— Start DATASET —

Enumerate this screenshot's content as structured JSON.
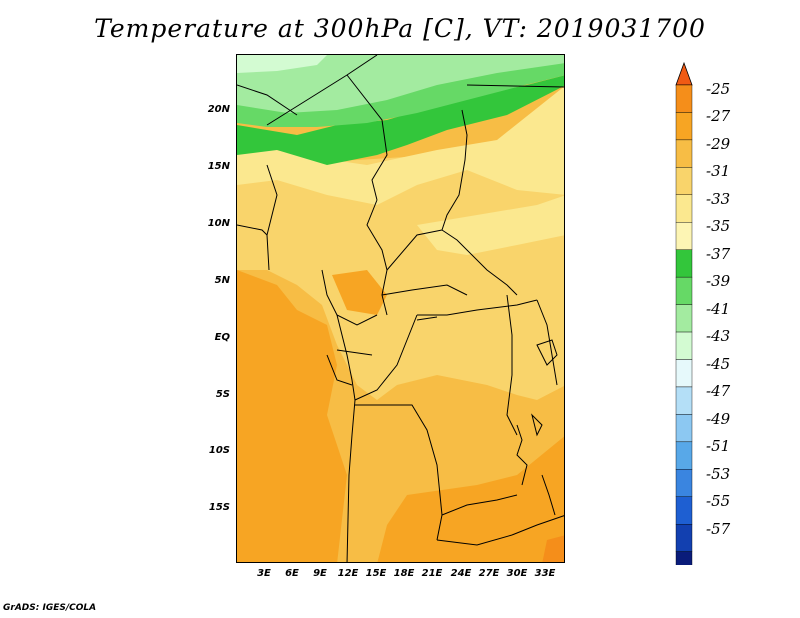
{
  "title": "Temperature at 300hPa [C], VT: 2019031700",
  "footer": "GrADS: IGES/COLA",
  "map": {
    "lat_labels": [
      "20N",
      "15N",
      "10N",
      "5N",
      "EQ",
      "5S",
      "10S",
      "15S"
    ],
    "lon_labels": [
      "3E",
      "6E",
      "9E",
      "12E",
      "15E",
      "18E",
      "21E",
      "24E",
      "27E",
      "30E",
      "33E"
    ]
  },
  "colorbar": {
    "labels": [
      "-25",
      "-27",
      "-29",
      "-31",
      "-33",
      "-35",
      "-37",
      "-39",
      "-41",
      "-43",
      "-45",
      "-47",
      "-49",
      "-51",
      "-53",
      "-55",
      "-57"
    ],
    "colors": [
      "#f05a14",
      "#f58e1a",
      "#f7a523",
      "#f7bd45",
      "#f9d46b",
      "#fbe88f",
      "#fdf5b4",
      "#33c63b",
      "#66d966",
      "#a3eba0",
      "#d3fbd2",
      "#e6f9fb",
      "#b4dff7",
      "#8cc8f2",
      "#58a8e8",
      "#3a85e0",
      "#1e5fd2",
      "#1240b0",
      "#0a1c7a",
      "#e3e2f8"
    ],
    "min_arrow_color": "#e3e2f8",
    "max_arrow_color": "#f05a14"
  },
  "field_colors": {
    "minus_27_to_29": "#f7a523",
    "minus_29_to_31": "#f7bd45",
    "minus_31_to_33": "#f9d46b",
    "minus_33_to_35": "#fbe88f",
    "minus_35_to_37": "#33c63b",
    "minus_37_to_39": "#66d966",
    "minus_39_to_41": "#a3eba0",
    "minus_41_to_43": "#d3fbd2"
  }
}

— End DATASET —

--- THE REQUEST ---
Transcribe the records word for word and include no pictures.

--- RESULT ---
Enumerate this screenshot's content as structured JSON.
{
  "title": "Temperature at 300hPa [C], VT: 2019031700",
  "footer": "GrADS: IGES/COLA",
  "map": {
    "lat_labels": [
      "20N",
      "15N",
      "10N",
      "5N",
      "EQ",
      "5S",
      "10S",
      "15S"
    ],
    "lon_labels": [
      "3E",
      "6E",
      "9E",
      "12E",
      "15E",
      "18E",
      "21E",
      "24E",
      "27E",
      "30E",
      "33E"
    ]
  },
  "colorbar": {
    "labels": [
      "-25",
      "-27",
      "-29",
      "-31",
      "-33",
      "-35",
      "-37",
      "-39",
      "-41",
      "-43",
      "-45",
      "-47",
      "-49",
      "-51",
      "-53",
      "-55",
      "-57"
    ],
    "colors": [
      "#f05a14",
      "#f58e1a",
      "#f7a523",
      "#f7bd45",
      "#f9d46b",
      "#fbe88f",
      "#fdf5b4",
      "#33c63b",
      "#66d966",
      "#a3eba0",
      "#d3fbd2",
      "#e6f9fb",
      "#b4dff7",
      "#8cc8f2",
      "#58a8e8",
      "#3a85e0",
      "#1e5fd2",
      "#1240b0",
      "#0a1c7a",
      "#e3e2f8"
    ],
    "min_arrow_color": "#e3e2f8",
    "max_arrow_color": "#f05a14"
  },
  "field_colors": {
    "minus_27_to_29": "#f7a523",
    "minus_29_to_31": "#f7bd45",
    "minus_31_to_33": "#f9d46b",
    "minus_33_to_35": "#fbe88f",
    "minus_35_to_37": "#33c63b",
    "minus_37_to_39": "#66d966",
    "minus_39_to_41": "#a3eba0",
    "minus_41_to_43": "#d3fbd2"
  }
}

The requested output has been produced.